● **THE PROBLEM**:
Gather every line from the entries below that includes "cooktop".

● **STORED ROWS**:
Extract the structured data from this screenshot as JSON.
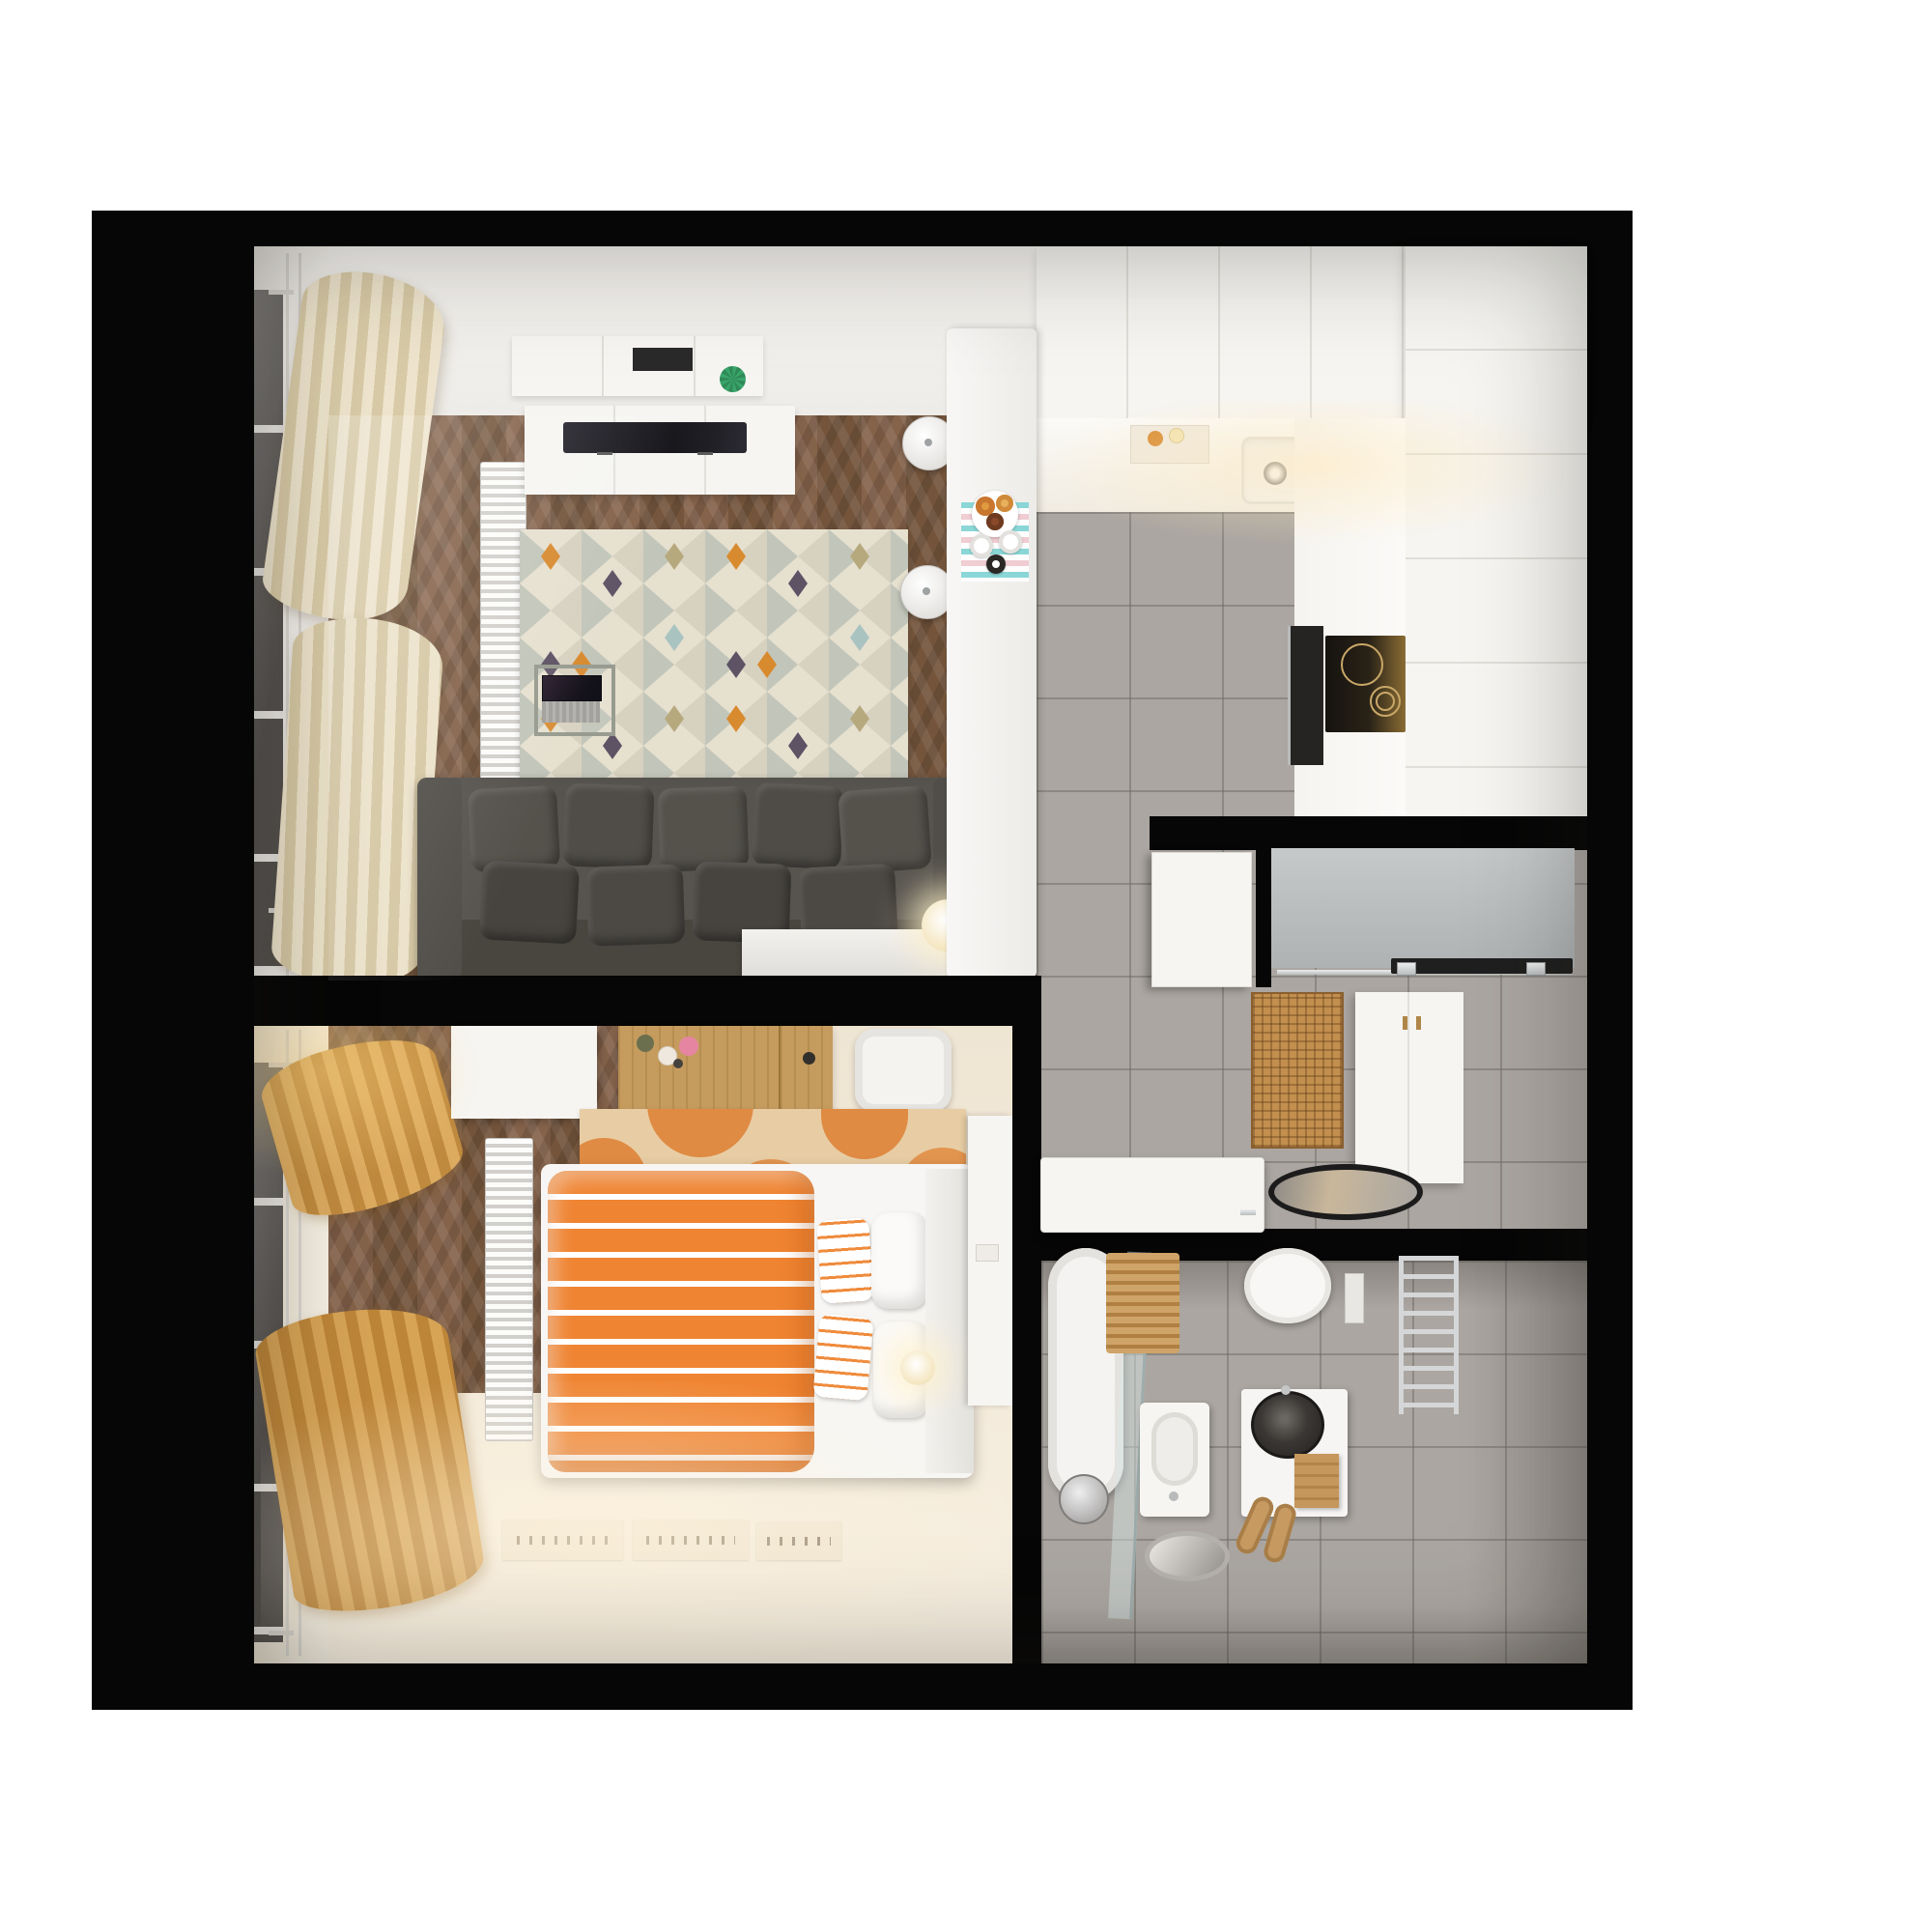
{
  "title": "top-down-3d-apartment-floor-plan-render",
  "colors": {
    "wall-black": "#060606",
    "wood-floor": "#7d5c40",
    "gray-tile": "#aba6a1",
    "bedroom-floor-cream": "#f2e9d9",
    "furniture-white": "#f6f5f2",
    "sofa-gray": "#56524d",
    "accent-orange": "#ee8532",
    "rug-cream": "#e6e0cf",
    "rug-sage": "#c2c6ba",
    "rug-orange": "#d88a2f",
    "rug-purple": "#5d5365",
    "curtain-cream": "#e7ddc2",
    "curtain-gold": "#d3a057",
    "rattan-tan": "#c28f4e",
    "chrome": "#cfd0d1",
    "plant-green": "#3aa56a",
    "cooktop-black": "#1c1814"
  },
  "rooms": [
    {
      "name": "living-room",
      "items": [
        "window-wall",
        "cream-curtains",
        "radiator",
        "wall-shelf",
        "plant",
        "tv-console",
        "tv",
        "patterned-rug",
        "laptop-side-table",
        "laptop",
        "gray-sofa",
        "sofa-cushions",
        "sphere-floor-lamp",
        "white-sideboard"
      ]
    },
    {
      "name": "kitchen",
      "items": [
        "upper-cabinets",
        "worktop",
        "cutting-board",
        "sink",
        "tall-cabinets",
        "oven",
        "induction-cooktop",
        "breakfast-bar",
        "bar-stools",
        "striped-placemat",
        "donut-plate",
        "coffee-cups"
      ]
    },
    {
      "name": "hallway",
      "items": [
        "sliding-wardrobe-niche",
        "door-track",
        "open-white-door",
        "rattan-doormat",
        "shoe-console",
        "oval-floor-mirror",
        "open-bathroom-door"
      ]
    },
    {
      "name": "bedroom",
      "items": [
        "gold-curtains",
        "radiator",
        "wardrobe",
        "wooden-desk",
        "cosmetics",
        "white-chair",
        "orange-blob-rug",
        "bed-frame",
        "orange-striped-duvet",
        "striped-pillows",
        "white-pillows",
        "bedside-column",
        "ball-lamp",
        "wall-prints"
      ]
    },
    {
      "name": "bathroom",
      "items": [
        "bathtub",
        "glass-shower-screen",
        "shower-head",
        "wooden-bath-mat",
        "wall-hung-toilet",
        "flush-plate",
        "towel-radiator",
        "bidet-basin",
        "vanity-unit",
        "black-vessel-sink",
        "towels",
        "slippers",
        "floor-mirror-disc"
      ]
    }
  ]
}
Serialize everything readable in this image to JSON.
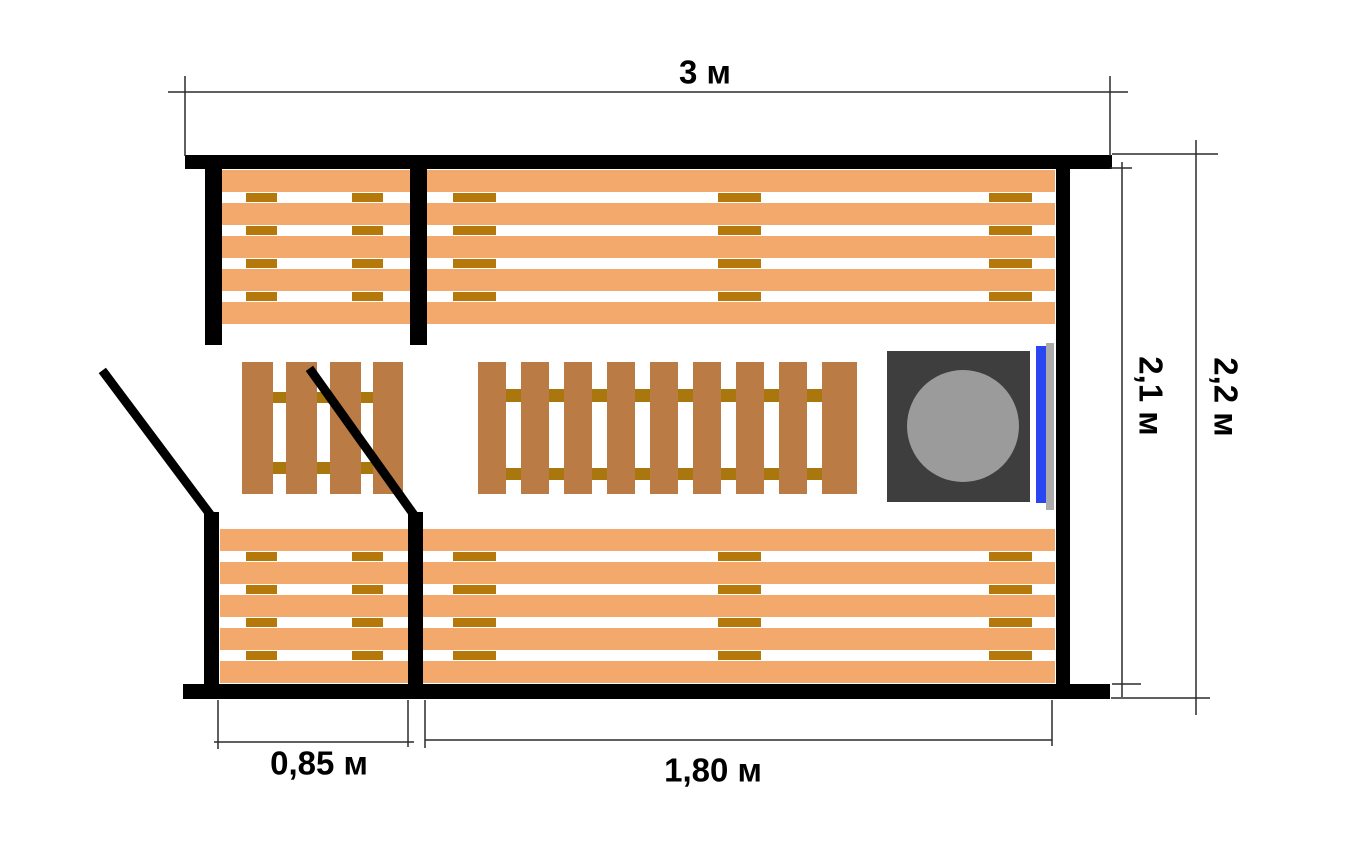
{
  "labels": {
    "width_top": "3 м",
    "height_inner": "2,1 м",
    "height_outer": "2,2 м",
    "door_section": "0,85 м",
    "bench_section": "1,80 м"
  },
  "colors": {
    "background": "#ffffff",
    "wall": "#000000",
    "bench_plank": "#F2A96B",
    "bench_spacer": "#B5790B",
    "duckboard_slat": "#BA7B45",
    "duckboard_rail": "#A9770E",
    "stove_body": "#3E3E3E",
    "stove_plate": "#9B9B9B",
    "stove_glass": "#2946F0",
    "stove_vent": "#ABABAB",
    "door_line": "#000000",
    "dimension_line": "#2B2B2B"
  },
  "plan": {
    "walls": [
      {
        "name": "wall-top",
        "x": 185,
        "y": 155,
        "w": 927,
        "h": 14
      },
      {
        "name": "wall-bottom",
        "x": 183,
        "y": 684,
        "w": 927,
        "h": 15
      },
      {
        "name": "wall-right",
        "x": 1056,
        "y": 160,
        "w": 14,
        "h": 530
      },
      {
        "name": "wall-left-upper",
        "x": 205,
        "y": 168,
        "w": 17,
        "h": 177
      },
      {
        "name": "wall-left-lower",
        "x": 204,
        "y": 512,
        "w": 15,
        "h": 172
      },
      {
        "name": "wall-partition-upper",
        "x": 410,
        "y": 168,
        "w": 17,
        "h": 177
      },
      {
        "name": "wall-partition-lower",
        "x": 408,
        "y": 512,
        "w": 15,
        "h": 172
      }
    ],
    "benches": [
      {
        "name": "bench-top-left",
        "x": 222,
        "y": 170,
        "w": 188,
        "planks": 5,
        "plank_h": 22,
        "gap_h": 11,
        "spacer_w": 31,
        "spacer_xs": [
          246,
          352
        ]
      },
      {
        "name": "bench-top-main",
        "x": 427,
        "y": 170,
        "w": 628,
        "planks": 5,
        "plank_h": 22,
        "gap_h": 11,
        "spacer_w": 43,
        "spacer_xs": [
          453,
          718,
          989
        ]
      },
      {
        "name": "bench-bottom-left",
        "x": 220,
        "y": 529,
        "w": 188,
        "planks": 5,
        "plank_h": 22,
        "gap_h": 11,
        "spacer_w": 31,
        "spacer_xs": [
          246,
          352
        ]
      },
      {
        "name": "bench-bottom-main",
        "x": 423,
        "y": 529,
        "w": 632,
        "planks": 5,
        "plank_h": 22,
        "gap_h": 11,
        "spacer_w": 43,
        "spacer_xs": [
          453,
          718,
          989
        ]
      }
    ],
    "duckboards": [
      {
        "name": "duckboard-small",
        "y": 362,
        "h": 132,
        "rails": [
          {
            "y": 392,
            "h": 11
          },
          {
            "y": 462,
            "h": 12
          }
        ],
        "slats": [
          {
            "x": 242,
            "w": 31
          },
          {
            "x": 286,
            "w": 31
          },
          {
            "x": 330,
            "w": 31
          },
          {
            "x": 373,
            "w": 30
          }
        ]
      },
      {
        "name": "duckboard-large",
        "y": 362,
        "h": 132,
        "rails": [
          {
            "y": 389,
            "h": 13
          },
          {
            "y": 468,
            "h": 12
          }
        ],
        "slats": [
          {
            "x": 478,
            "w": 28
          },
          {
            "x": 521,
            "w": 28
          },
          {
            "x": 564,
            "w": 28
          },
          {
            "x": 607,
            "w": 28
          },
          {
            "x": 650,
            "w": 28
          },
          {
            "x": 693,
            "w": 28
          },
          {
            "x": 736,
            "w": 28
          },
          {
            "x": 779,
            "w": 28
          },
          {
            "x": 822,
            "w": 35
          }
        ]
      }
    ],
    "stove": {
      "body": {
        "x": 887,
        "y": 351,
        "w": 143,
        "h": 151
      },
      "plate": {
        "cx": 963,
        "cy": 426,
        "r": 56
      },
      "glass": {
        "x": 1036,
        "y": 346,
        "w": 10,
        "h": 157
      },
      "vent": {
        "x": 1046,
        "y": 343,
        "w": 8,
        "h": 167
      }
    },
    "doors": [
      {
        "name": "door-swing-entrance",
        "x1": 105,
        "y1": 374,
        "x2": 209,
        "y2": 513,
        "stroke_w": 9
      },
      {
        "name": "door-swing-partition",
        "x1": 312,
        "y1": 372,
        "x2": 414,
        "y2": 515,
        "stroke_w": 9
      }
    ],
    "dimensions": [
      {
        "name": "dim-width-top",
        "segments": [
          [
            168,
            92,
            1128,
            92
          ],
          [
            185,
            76,
            185,
            156
          ],
          [
            1110,
            76,
            1110,
            156
          ]
        ]
      },
      {
        "name": "dim-height-inner",
        "segments": [
          [
            1122,
            162,
            1122,
            697
          ],
          [
            1110,
            168,
            1132,
            168
          ],
          [
            1112,
            684,
            1141,
            684
          ]
        ]
      },
      {
        "name": "dim-height-outer",
        "segments": [
          [
            1196,
            140,
            1196,
            715
          ],
          [
            1112,
            154,
            1218,
            154
          ],
          [
            1111,
            698,
            1210,
            698
          ]
        ]
      },
      {
        "name": "dim-door-section",
        "segments": [
          [
            214,
            742,
            414,
            742
          ],
          [
            218,
            700,
            218,
            749
          ],
          [
            408,
            700,
            408,
            747
          ]
        ]
      },
      {
        "name": "dim-bench-section",
        "segments": [
          [
            425,
            740,
            1052,
            740
          ],
          [
            425,
            700,
            425,
            748
          ],
          [
            1052,
            700,
            1052,
            746
          ]
        ]
      }
    ]
  }
}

● **RESULT**:
    "cooktop-black": "#1c1814"
        "induction-cooktop",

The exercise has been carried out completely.